— Provided material —
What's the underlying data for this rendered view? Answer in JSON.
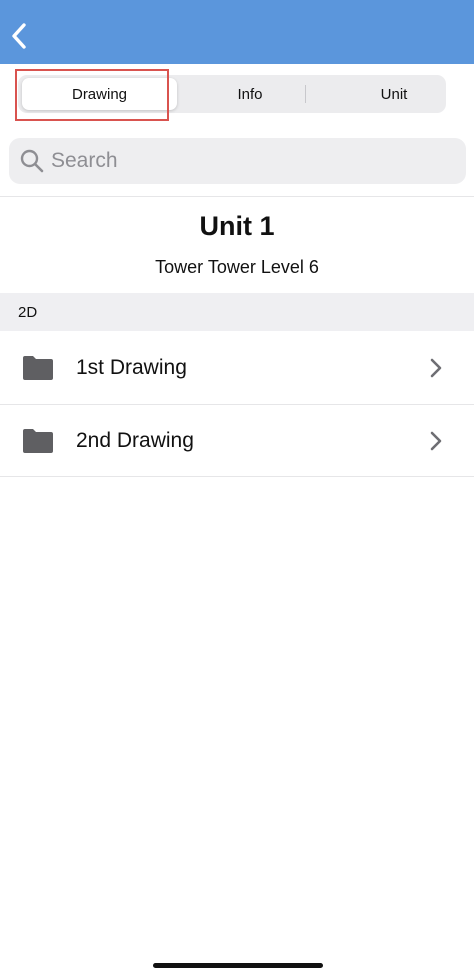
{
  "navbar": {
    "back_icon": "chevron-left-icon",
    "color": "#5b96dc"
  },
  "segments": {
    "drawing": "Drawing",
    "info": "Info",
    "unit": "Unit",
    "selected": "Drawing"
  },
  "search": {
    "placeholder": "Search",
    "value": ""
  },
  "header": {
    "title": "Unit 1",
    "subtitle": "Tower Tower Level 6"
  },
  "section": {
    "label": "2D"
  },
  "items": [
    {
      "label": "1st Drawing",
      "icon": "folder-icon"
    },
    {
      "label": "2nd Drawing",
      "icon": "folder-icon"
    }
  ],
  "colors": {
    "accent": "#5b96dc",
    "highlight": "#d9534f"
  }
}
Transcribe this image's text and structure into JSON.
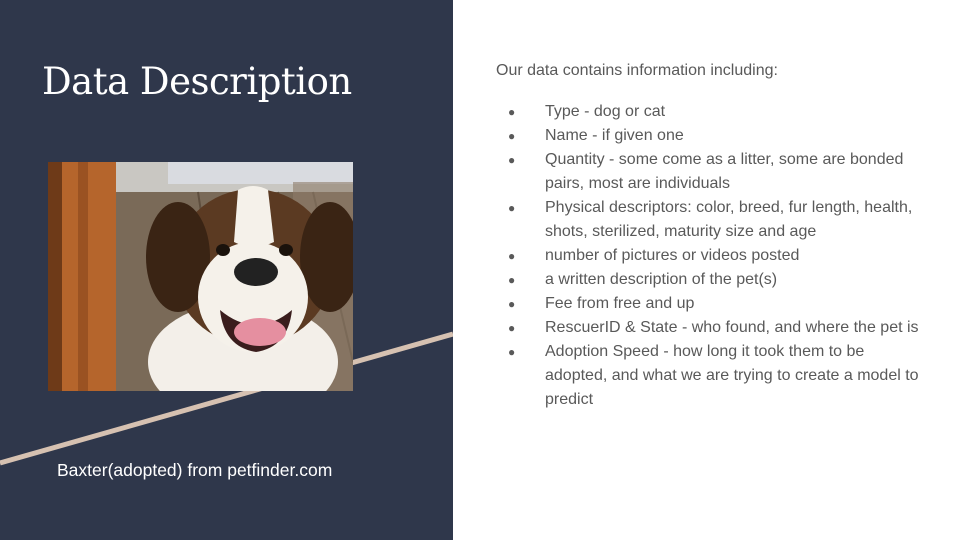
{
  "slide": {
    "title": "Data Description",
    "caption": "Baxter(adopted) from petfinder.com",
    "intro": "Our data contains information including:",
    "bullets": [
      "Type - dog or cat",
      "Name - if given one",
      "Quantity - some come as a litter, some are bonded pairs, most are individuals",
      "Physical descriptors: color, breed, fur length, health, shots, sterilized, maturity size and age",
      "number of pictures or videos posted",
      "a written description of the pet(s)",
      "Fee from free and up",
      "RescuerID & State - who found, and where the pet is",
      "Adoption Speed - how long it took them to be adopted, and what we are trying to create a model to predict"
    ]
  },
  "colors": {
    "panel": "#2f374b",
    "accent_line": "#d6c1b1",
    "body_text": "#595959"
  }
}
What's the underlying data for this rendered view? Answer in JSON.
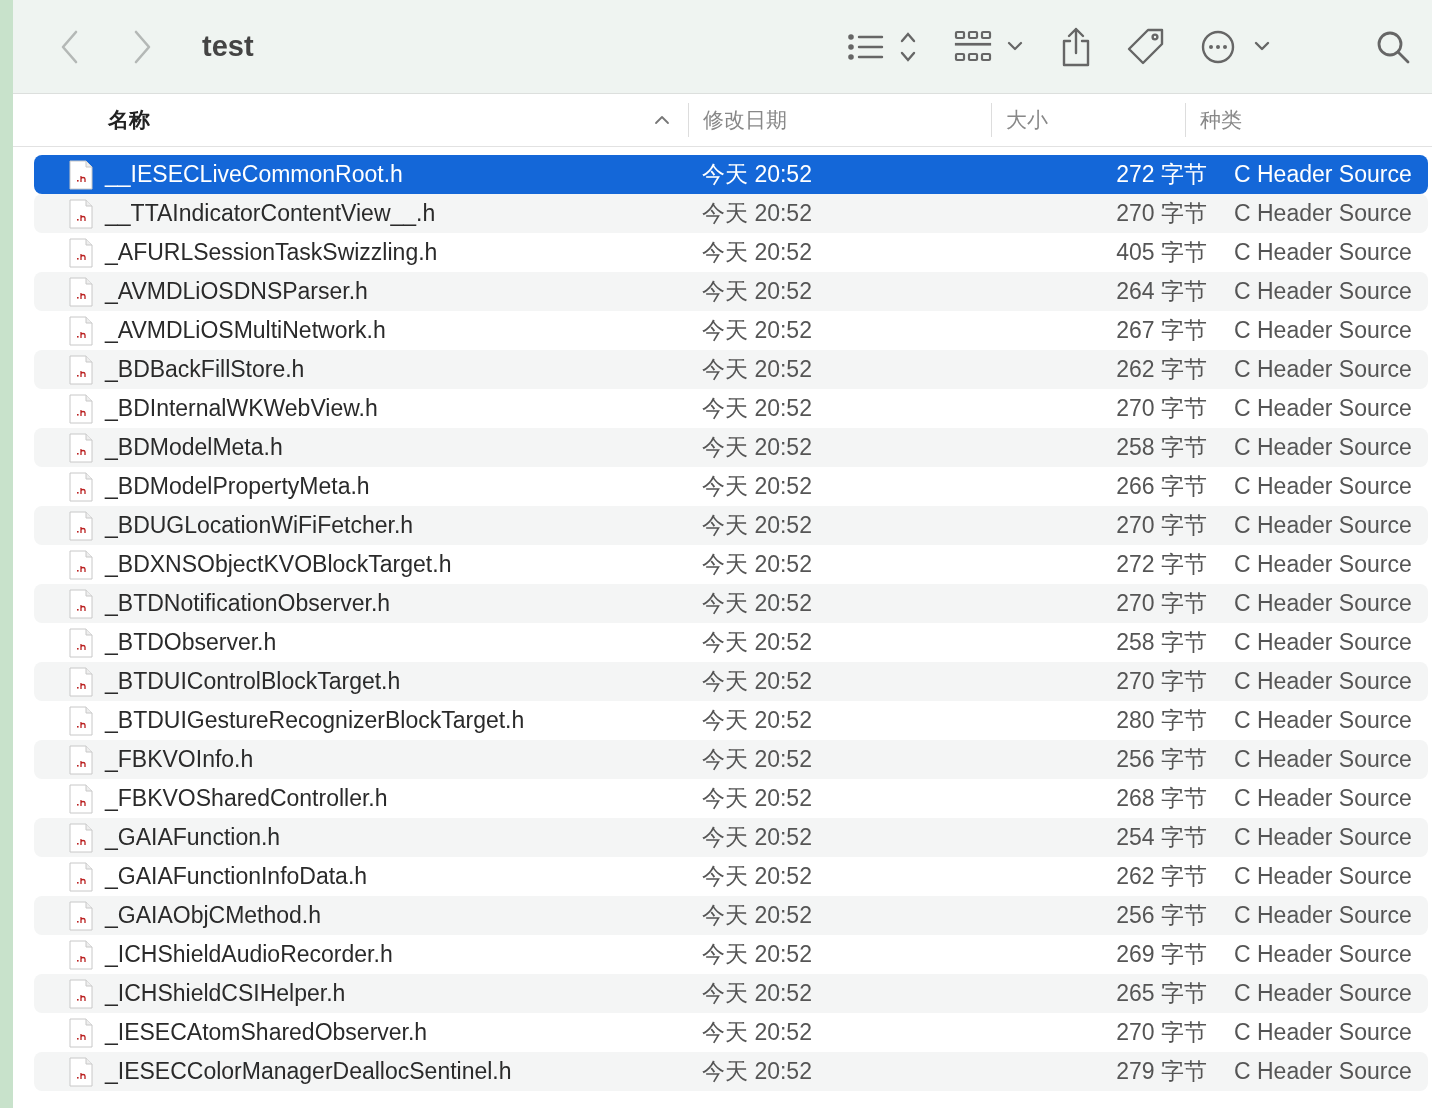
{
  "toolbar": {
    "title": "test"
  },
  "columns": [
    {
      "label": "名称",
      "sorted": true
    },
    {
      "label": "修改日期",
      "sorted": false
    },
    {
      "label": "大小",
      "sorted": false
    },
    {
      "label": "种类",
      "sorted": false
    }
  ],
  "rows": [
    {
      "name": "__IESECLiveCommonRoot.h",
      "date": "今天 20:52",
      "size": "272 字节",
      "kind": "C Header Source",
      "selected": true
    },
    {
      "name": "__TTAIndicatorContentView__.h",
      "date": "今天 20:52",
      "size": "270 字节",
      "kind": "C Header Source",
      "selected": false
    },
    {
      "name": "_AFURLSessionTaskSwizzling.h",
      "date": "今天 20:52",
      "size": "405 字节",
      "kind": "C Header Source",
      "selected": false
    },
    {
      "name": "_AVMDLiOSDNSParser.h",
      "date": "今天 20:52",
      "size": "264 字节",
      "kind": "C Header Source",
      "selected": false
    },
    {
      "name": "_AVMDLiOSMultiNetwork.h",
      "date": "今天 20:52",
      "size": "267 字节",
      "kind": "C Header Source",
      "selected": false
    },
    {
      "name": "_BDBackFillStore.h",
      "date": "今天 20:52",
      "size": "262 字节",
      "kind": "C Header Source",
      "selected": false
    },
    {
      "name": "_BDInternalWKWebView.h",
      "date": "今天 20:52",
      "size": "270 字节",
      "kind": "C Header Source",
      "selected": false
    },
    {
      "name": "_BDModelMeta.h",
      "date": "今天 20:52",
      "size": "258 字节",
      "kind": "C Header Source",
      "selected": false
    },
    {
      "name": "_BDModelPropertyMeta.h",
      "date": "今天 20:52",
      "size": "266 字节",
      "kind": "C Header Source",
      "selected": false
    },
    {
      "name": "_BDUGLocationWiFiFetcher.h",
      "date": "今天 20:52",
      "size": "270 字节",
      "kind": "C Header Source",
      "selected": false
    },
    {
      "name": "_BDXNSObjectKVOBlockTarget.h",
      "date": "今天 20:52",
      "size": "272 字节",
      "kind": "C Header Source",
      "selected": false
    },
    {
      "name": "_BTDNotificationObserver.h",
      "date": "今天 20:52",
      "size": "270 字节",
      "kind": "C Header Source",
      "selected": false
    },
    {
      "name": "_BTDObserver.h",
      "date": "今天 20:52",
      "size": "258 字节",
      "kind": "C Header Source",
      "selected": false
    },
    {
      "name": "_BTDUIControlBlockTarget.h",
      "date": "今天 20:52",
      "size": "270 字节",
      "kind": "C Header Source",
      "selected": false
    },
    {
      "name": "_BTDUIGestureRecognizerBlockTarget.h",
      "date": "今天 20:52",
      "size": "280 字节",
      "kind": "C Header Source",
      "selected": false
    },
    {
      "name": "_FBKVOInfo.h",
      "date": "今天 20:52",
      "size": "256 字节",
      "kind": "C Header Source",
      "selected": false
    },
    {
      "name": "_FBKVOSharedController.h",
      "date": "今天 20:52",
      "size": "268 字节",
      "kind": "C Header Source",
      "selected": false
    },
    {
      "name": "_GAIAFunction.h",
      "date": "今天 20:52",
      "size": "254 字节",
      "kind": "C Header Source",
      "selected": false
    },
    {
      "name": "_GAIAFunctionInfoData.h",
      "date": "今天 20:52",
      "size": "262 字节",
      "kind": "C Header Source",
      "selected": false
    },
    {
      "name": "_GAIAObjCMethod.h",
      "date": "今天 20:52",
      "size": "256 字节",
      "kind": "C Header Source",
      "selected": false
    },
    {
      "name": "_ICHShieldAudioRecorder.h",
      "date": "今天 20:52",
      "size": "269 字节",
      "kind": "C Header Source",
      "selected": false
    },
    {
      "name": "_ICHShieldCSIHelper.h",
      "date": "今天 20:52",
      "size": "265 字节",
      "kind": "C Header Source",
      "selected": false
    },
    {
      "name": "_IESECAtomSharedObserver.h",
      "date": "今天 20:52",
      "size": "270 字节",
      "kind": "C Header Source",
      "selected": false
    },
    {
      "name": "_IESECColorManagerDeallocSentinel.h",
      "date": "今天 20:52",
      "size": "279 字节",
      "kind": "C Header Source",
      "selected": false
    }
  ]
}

— Problem statement —
Return all of the entries exactly as written, but drop any pictures they hold.

— Output for this task —
What's the underlying data for this rendered view? Answer in JSON.
{
  "navbar": {
    "back_icon": "chevron-left-icon",
    "color": "#5b96dc"
  },
  "segments": {
    "drawing": "Drawing",
    "info": "Info",
    "unit": "Unit",
    "selected": "Drawing"
  },
  "search": {
    "placeholder": "Search",
    "value": ""
  },
  "header": {
    "title": "Unit 1",
    "subtitle": "Tower Tower Level 6"
  },
  "section": {
    "label": "2D"
  },
  "items": [
    {
      "label": "1st Drawing",
      "icon": "folder-icon"
    },
    {
      "label": "2nd Drawing",
      "icon": "folder-icon"
    }
  ],
  "colors": {
    "accent": "#5b96dc",
    "highlight": "#d9534f"
  }
}
Transcribe this image's text and structure into JSON.
{
  "slide": {
    "title": "Data Description",
    "caption": "Baxter(adopted) from petfinder.com",
    "intro": "Our data contains information including:",
    "bullets": [
      "Type - dog or cat",
      "Name - if given one",
      "Quantity - some come as a litter, some are bonded pairs, most are individuals",
      "Physical descriptors: color, breed, fur length, health, shots, sterilized, maturity size and age",
      "number of pictures or videos posted",
      "a written description of the pet(s)",
      "Fee from free and up",
      "RescuerID & State - who found, and where the pet is",
      "Adoption Speed - how long it took them to be adopted, and what we are trying to create a model to predict"
    ]
  },
  "colors": {
    "panel": "#2f374b",
    "accent_line": "#d6c1b1",
    "body_text": "#595959"
  }
}
What's the underlying data for this rendered view? Answer in JSON.
{
  "toolbar": {
    "title": "test"
  },
  "columns": [
    {
      "label": "名称",
      "sorted": true
    },
    {
      "label": "修改日期",
      "sorted": false
    },
    {
      "label": "大小",
      "sorted": false
    },
    {
      "label": "种类",
      "sorted": false
    }
  ],
  "rows": [
    {
      "name": "__IESECLiveCommonRoot.h",
      "date": "今天 20:52",
      "size": "272 字节",
      "kind": "C Header Source",
      "selected": true
    },
    {
      "name": "__TTAIndicatorContentView__.h",
      "date": "今天 20:52",
      "size": "270 字节",
      "kind": "C Header Source",
      "selected": false
    },
    {
      "name": "_AFURLSessionTaskSwizzling.h",
      "date": "今天 20:52",
      "size": "405 字节",
      "kind": "C Header Source",
      "selected": false
    },
    {
      "name": "_AVMDLiOSDNSParser.h",
      "date": "今天 20:52",
      "size": "264 字节",
      "kind": "C Header Source",
      "selected": false
    },
    {
      "name": "_AVMDLiOSMultiNetwork.h",
      "date": "今天 20:52",
      "size": "267 字节",
      "kind": "C Header Source",
      "selected": false
    },
    {
      "name": "_BDBackFillStore.h",
      "date": "今天 20:52",
      "size": "262 字节",
      "kind": "C Header Source",
      "selected": false
    },
    {
      "name": "_BDInternalWKWebView.h",
      "date": "今天 20:52",
      "size": "270 字节",
      "kind": "C Header Source",
      "selected": false
    },
    {
      "name": "_BDModelMeta.h",
      "date": "今天 20:52",
      "size": "258 字节",
      "kind": "C Header Source",
      "selected": false
    },
    {
      "name": "_BDModelPropertyMeta.h",
      "date": "今天 20:52",
      "size": "266 字节",
      "kind": "C Header Source",
      "selected": false
    },
    {
      "name": "_BDUGLocationWiFiFetcher.h",
      "date": "今天 20:52",
      "size": "270 字节",
      "kind": "C Header Source",
      "selected": false
    },
    {
      "name": "_BDXNSObjectKVOBlockTarget.h",
      "date": "今天 20:52",
      "size": "272 字节",
      "kind": "C Header Source",
      "selected": false
    },
    {
      "name": "_BTDNotificationObserver.h",
      "date": "今天 20:52",
      "size": "270 字节",
      "kind": "C Header Source",
      "selected": false
    },
    {
      "name": "_BTDObserver.h",
      "date": "今天 20:52",
      "size": "258 字节",
      "kind": "C Header Source",
      "selected": false
    },
    {
      "name": "_BTDUIControlBlockTarget.h",
      "date": "今天 20:52",
      "size": "270 字节",
      "kind": "C Header Source",
      "selected": false
    },
    {
      "name": "_BTDUIGestureRecognizerBlockTarget.h",
      "date": "今天 20:52",
      "size": "280 字节",
      "kind": "C Header Source",
      "selected": false
    },
    {
      "name": "_FBKVOInfo.h",
      "date": "今天 20:52",
      "size": "256 字节",
      "kind": "C Header Source",
      "selected": false
    },
    {
      "name": "_FBKVOSharedController.h",
      "date": "今天 20:52",
      "size": "268 字节",
      "kind": "C Header Source",
      "selected": false
    },
    {
      "name": "_GAIAFunction.h",
      "date": "今天 20:52",
      "size": "254 字节",
      "kind": "C Header Source",
      "selected": false
    },
    {
      "name": "_GAIAFunctionInfoData.h",
      "date": "今天 20:52",
      "size": "262 字节",
      "kind": "C Header Source",
      "selected": false
    },
    {
      "name": "_GAIAObjCMethod.h",
      "date": "今天 20:52",
      "size": "256 字节",
      "kind": "C Header Source",
      "selected": false
    },
    {
      "name": "_ICHShieldAudioRecorder.h",
      "date": "今天 20:52",
      "size": "269 字节",
      "kind": "C Header Source",
      "selected": false
    },
    {
      "name": "_ICHShieldCSIHelper.h",
      "date": "今天 20:52",
      "size": "265 字节",
      "kind": "C Header Source",
      "selected": false
    },
    {
      "name": "_IESECAtomSharedObserver.h",
      "date": "今天 20:52",
      "size": "270 字节",
      "kind": "C Header Source",
      "selected": false
    },
    {
      "name": "_IESECColorManagerDeallocSentinel.h",
      "date": "今天 20:52",
      "size": "279 字节",
      "kind": "C Header Source",
      "selected": false
    }
  ]
}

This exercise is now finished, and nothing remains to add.